■ WHAT THE EXERCISE ASKS: Every entry below is to be copied exactly, with nothing left out.

■ DATA EXTRACT:
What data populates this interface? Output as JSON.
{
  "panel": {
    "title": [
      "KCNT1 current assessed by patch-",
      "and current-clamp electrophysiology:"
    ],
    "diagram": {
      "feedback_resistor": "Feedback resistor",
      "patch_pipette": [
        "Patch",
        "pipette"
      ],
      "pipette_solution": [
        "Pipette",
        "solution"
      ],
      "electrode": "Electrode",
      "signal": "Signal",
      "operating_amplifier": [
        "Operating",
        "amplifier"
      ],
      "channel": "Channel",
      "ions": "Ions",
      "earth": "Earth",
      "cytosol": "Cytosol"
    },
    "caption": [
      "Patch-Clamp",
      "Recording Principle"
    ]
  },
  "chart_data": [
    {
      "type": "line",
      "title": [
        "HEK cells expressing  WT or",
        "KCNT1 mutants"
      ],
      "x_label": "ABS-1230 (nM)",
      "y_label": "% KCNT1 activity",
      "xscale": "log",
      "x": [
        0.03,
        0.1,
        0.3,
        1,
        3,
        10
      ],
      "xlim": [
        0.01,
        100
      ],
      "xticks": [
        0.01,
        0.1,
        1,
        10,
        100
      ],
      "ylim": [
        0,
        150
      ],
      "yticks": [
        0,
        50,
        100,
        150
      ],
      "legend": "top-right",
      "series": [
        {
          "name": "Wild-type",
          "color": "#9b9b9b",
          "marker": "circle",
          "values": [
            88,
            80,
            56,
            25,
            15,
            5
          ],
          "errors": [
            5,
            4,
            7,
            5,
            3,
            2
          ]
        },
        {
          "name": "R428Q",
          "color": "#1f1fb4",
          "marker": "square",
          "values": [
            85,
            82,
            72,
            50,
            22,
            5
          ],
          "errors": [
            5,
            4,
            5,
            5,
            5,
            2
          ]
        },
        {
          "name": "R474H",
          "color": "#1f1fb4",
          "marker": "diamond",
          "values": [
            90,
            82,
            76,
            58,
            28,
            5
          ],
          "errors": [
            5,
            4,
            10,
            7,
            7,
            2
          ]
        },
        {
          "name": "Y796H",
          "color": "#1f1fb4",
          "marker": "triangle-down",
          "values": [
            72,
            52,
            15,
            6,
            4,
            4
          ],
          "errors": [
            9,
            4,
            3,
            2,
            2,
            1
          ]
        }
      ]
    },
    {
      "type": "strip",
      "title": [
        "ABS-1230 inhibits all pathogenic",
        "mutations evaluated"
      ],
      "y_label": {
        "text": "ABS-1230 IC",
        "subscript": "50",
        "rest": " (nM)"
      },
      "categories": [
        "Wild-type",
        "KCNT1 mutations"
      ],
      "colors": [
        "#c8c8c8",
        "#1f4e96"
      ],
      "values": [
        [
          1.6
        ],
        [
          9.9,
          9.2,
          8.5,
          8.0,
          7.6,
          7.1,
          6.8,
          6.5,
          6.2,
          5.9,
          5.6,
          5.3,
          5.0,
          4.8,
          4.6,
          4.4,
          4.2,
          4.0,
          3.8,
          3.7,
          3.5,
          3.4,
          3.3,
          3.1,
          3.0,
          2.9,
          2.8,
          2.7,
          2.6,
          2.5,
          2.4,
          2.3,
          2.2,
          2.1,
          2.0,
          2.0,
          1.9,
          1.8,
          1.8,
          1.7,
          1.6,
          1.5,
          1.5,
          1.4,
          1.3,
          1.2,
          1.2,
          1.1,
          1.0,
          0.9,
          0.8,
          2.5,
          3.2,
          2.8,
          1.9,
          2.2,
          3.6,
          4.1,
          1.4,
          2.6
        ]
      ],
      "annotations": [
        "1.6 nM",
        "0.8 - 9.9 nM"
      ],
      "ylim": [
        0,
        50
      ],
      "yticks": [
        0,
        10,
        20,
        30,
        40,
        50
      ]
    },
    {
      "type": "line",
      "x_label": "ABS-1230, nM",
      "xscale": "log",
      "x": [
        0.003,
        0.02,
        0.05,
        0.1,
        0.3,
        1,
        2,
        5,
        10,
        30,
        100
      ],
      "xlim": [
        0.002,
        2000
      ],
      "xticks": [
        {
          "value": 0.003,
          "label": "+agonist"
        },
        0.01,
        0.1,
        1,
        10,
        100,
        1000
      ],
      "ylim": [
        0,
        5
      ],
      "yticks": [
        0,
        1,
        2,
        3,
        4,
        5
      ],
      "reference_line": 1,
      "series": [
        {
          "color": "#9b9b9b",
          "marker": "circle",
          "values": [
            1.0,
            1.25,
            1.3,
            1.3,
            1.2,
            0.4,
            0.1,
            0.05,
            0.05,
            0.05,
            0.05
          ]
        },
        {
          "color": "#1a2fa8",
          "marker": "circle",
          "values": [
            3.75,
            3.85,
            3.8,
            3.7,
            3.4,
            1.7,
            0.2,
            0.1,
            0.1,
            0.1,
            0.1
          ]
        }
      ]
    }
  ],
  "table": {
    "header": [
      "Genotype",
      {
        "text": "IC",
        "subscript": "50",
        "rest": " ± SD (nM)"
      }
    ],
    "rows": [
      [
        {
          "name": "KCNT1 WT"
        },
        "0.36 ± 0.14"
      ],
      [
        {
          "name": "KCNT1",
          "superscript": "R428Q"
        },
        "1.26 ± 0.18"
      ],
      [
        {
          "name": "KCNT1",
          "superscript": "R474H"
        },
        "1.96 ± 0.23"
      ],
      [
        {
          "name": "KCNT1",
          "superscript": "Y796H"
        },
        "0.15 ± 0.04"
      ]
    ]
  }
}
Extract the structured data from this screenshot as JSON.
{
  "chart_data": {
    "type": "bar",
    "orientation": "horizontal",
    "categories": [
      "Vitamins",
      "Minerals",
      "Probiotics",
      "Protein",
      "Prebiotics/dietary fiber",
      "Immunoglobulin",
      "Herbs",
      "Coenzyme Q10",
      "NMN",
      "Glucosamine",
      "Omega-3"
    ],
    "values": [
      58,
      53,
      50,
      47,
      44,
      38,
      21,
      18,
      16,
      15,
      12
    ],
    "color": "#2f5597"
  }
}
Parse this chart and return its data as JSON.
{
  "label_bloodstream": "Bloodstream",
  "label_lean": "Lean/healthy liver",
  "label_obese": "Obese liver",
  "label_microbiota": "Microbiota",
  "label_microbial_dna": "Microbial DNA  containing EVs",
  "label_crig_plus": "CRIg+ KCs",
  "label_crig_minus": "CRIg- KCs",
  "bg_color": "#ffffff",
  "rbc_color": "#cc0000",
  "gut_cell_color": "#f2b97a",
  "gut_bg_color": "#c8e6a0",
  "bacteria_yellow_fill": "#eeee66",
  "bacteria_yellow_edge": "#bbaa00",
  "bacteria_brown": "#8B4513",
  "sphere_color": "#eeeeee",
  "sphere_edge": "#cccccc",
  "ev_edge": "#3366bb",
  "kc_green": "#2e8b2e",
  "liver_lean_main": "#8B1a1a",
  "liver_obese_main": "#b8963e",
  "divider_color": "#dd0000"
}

■ WRITTEN SOLUTION:
What data populates this interface? Output as JSON.
{
  "panel": {
    "title": [
      "KCNT1 current assessed by patch-",
      "and current-clamp electrophysiology:"
    ],
    "diagram": {
      "feedback_resistor": "Feedback resistor",
      "patch_pipette": [
        "Patch",
        "pipette"
      ],
      "pipette_solution": [
        "Pipette",
        "solution"
      ],
      "electrode": "Electrode",
      "signal": "Signal",
      "operating_amplifier": [
        "Operating",
        "amplifier"
      ],
      "channel": "Channel",
      "ions": "Ions",
      "earth": "Earth",
      "cytosol": "Cytosol"
    },
    "caption": [
      "Patch-Clamp",
      "Recording Principle"
    ]
  },
  "chart_data": [
    {
      "type": "line",
      "title": [
        "HEK cells expressing  WT or",
        "KCNT1 mutants"
      ],
      "x_label": "ABS-1230 (nM)",
      "y_label": "% KCNT1 activity",
      "xscale": "log",
      "x": [
        0.03,
        0.1,
        0.3,
        1,
        3,
        10
      ],
      "xlim": [
        0.01,
        100
      ],
      "xticks": [
        0.01,
        0.1,
        1,
        10,
        100
      ],
      "ylim": [
        0,
        150
      ],
      "yticks": [
        0,
        50,
        100,
        150
      ],
      "legend": "top-right",
      "series": [
        {
          "name": "Wild-type",
          "color": "#9b9b9b",
          "marker": "circle",
          "values": [
            88,
            80,
            56,
            25,
            15,
            5
          ],
          "errors": [
            5,
            4,
            7,
            5,
            3,
            2
          ]
        },
        {
          "name": "R428Q",
          "color": "#1f1fb4",
          "marker": "square",
          "values": [
            85,
            82,
            72,
            50,
            22,
            5
          ],
          "errors": [
            5,
            4,
            5,
            5,
            5,
            2
          ]
        },
        {
          "name": "R474H",
          "color": "#1f1fb4",
          "marker": "diamond",
          "values": [
            90,
            82,
            76,
            58,
            28,
            5
          ],
          "errors": [
            5,
            4,
            10,
            7,
            7,
            2
          ]
        },
        {
          "name": "Y796H",
          "color": "#1f1fb4",
          "marker": "triangle-down",
          "values": [
            72,
            52,
            15,
            6,
            4,
            4
          ],
          "errors": [
            9,
            4,
            3,
            2,
            2,
            1
          ]
        }
      ]
    },
    {
      "type": "strip",
      "title": [
        "ABS-1230 inhibits all pathogenic",
        "mutations evaluated"
      ],
      "y_label": {
        "text": "ABS-1230 IC",
        "subscript": "50",
        "rest": " (nM)"
      },
      "categories": [
        "Wild-type",
        "KCNT1 mutations"
      ],
      "colors": [
        "#c8c8c8",
        "#1f4e96"
      ],
      "values": [
        [
          1.6
        ],
        [
          9.9,
          9.2,
          8.5,
          8.0,
          7.6,
          7.1,
          6.8,
          6.5,
          6.2,
          5.9,
          5.6,
          5.3,
          5.0,
          4.8,
          4.6,
          4.4,
          4.2,
          4.0,
          3.8,
          3.7,
          3.5,
          3.4,
          3.3,
          3.1,
          3.0,
          2.9,
          2.8,
          2.7,
          2.6,
          2.5,
          2.4,
          2.3,
          2.2,
          2.1,
          2.0,
          2.0,
          1.9,
          1.8,
          1.8,
          1.7,
          1.6,
          1.5,
          1.5,
          1.4,
          1.3,
          1.2,
          1.2,
          1.1,
          1.0,
          0.9,
          0.8,
          2.5,
          3.2,
          2.8,
          1.9,
          2.2,
          3.6,
          4.1,
          1.4,
          2.6
        ]
      ],
      "annotations": [
        "1.6 nM",
        "0.8 - 9.9 nM"
      ],
      "ylim": [
        0,
        50
      ],
      "yticks": [
        0,
        10,
        20,
        30,
        40,
        50
      ]
    },
    {
      "type": "line",
      "x_label": "ABS-1230, nM",
      "xscale": "log",
      "x": [
        0.003,
        0.02,
        0.05,
        0.1,
        0.3,
        1,
        2,
        5,
        10,
        30,
        100
      ],
      "xlim": [
        0.002,
        2000
      ],
      "xticks": [
        {
          "value": 0.003,
          "label": "+agonist"
        },
        0.01,
        0.1,
        1,
        10,
        100,
        1000
      ],
      "ylim": [
        0,
        5
      ],
      "yticks": [
        0,
        1,
        2,
        3,
        4,
        5
      ],
      "reference_line": 1,
      "series": [
        {
          "color": "#9b9b9b",
          "marker": "circle",
          "values": [
            1.0,
            1.25,
            1.3,
            1.3,
            1.2,
            0.4,
            0.1,
            0.05,
            0.05,
            0.05,
            0.05
          ]
        },
        {
          "color": "#1a2fa8",
          "marker": "circle",
          "values": [
            3.75,
            3.85,
            3.8,
            3.7,
            3.4,
            1.7,
            0.2,
            0.1,
            0.1,
            0.1,
            0.1
          ]
        }
      ]
    }
  ],
  "table": {
    "header": [
      "Genotype",
      {
        "text": "IC",
        "subscript": "50",
        "rest": " ± SD (nM)"
      }
    ],
    "rows": [
      [
        {
          "name": "KCNT1 WT"
        },
        "0.36 ± 0.14"
      ],
      [
        {
          "name": "KCNT1",
          "superscript": "R428Q"
        },
        "1.26 ± 0.18"
      ],
      [
        {
          "name": "KCNT1",
          "superscript": "R474H"
        },
        "1.96 ± 0.23"
      ],
      [
        {
          "name": "KCNT1",
          "superscript": "Y796H"
        },
        "0.15 ± 0.04"
      ]
    ]
  }
}
Extract the structured data from this screenshot as JSON.
{
  "chart_data": {
    "type": "bar",
    "orientation": "horizontal",
    "categories": [
      "Vitamins",
      "Minerals",
      "Probiotics",
      "Protein",
      "Prebiotics/dietary fiber",
      "Immunoglobulin",
      "Herbs",
      "Coenzyme Q10",
      "NMN",
      "Glucosamine",
      "Omega-3"
    ],
    "values": [
      58,
      53,
      50,
      47,
      44,
      38,
      21,
      18,
      16,
      15,
      12
    ],
    "color": "#2f5597"
  }
}
Parse this chart and return its data as JSON.
{
  "label_bloodstream": "Bloodstream",
  "label_lean": "Lean/healthy liver",
  "label_obese": "Obese liver",
  "label_microbiota": "Microbiota",
  "label_microbial_dna": "Microbial DNA  containing EVs",
  "label_crig_plus": "CRIg+ KCs",
  "label_crig_minus": "CRIg- KCs",
  "bg_color": "#ffffff",
  "rbc_color": "#cc0000",
  "gut_cell_color": "#f2b97a",
  "gut_bg_color": "#c8e6a0",
  "bacteria_yellow_fill": "#eeee66",
  "bacteria_yellow_edge": "#bbaa00",
  "bacteria_brown": "#8B4513",
  "sphere_color": "#eeeeee",
  "sphere_edge": "#cccccc",
  "ev_edge": "#3366bb",
  "kc_green": "#2e8b2e",
  "liver_lean_main": "#8B1a1a",
  "liver_obese_main": "#b8963e",
  "divider_color": "#dd0000"
}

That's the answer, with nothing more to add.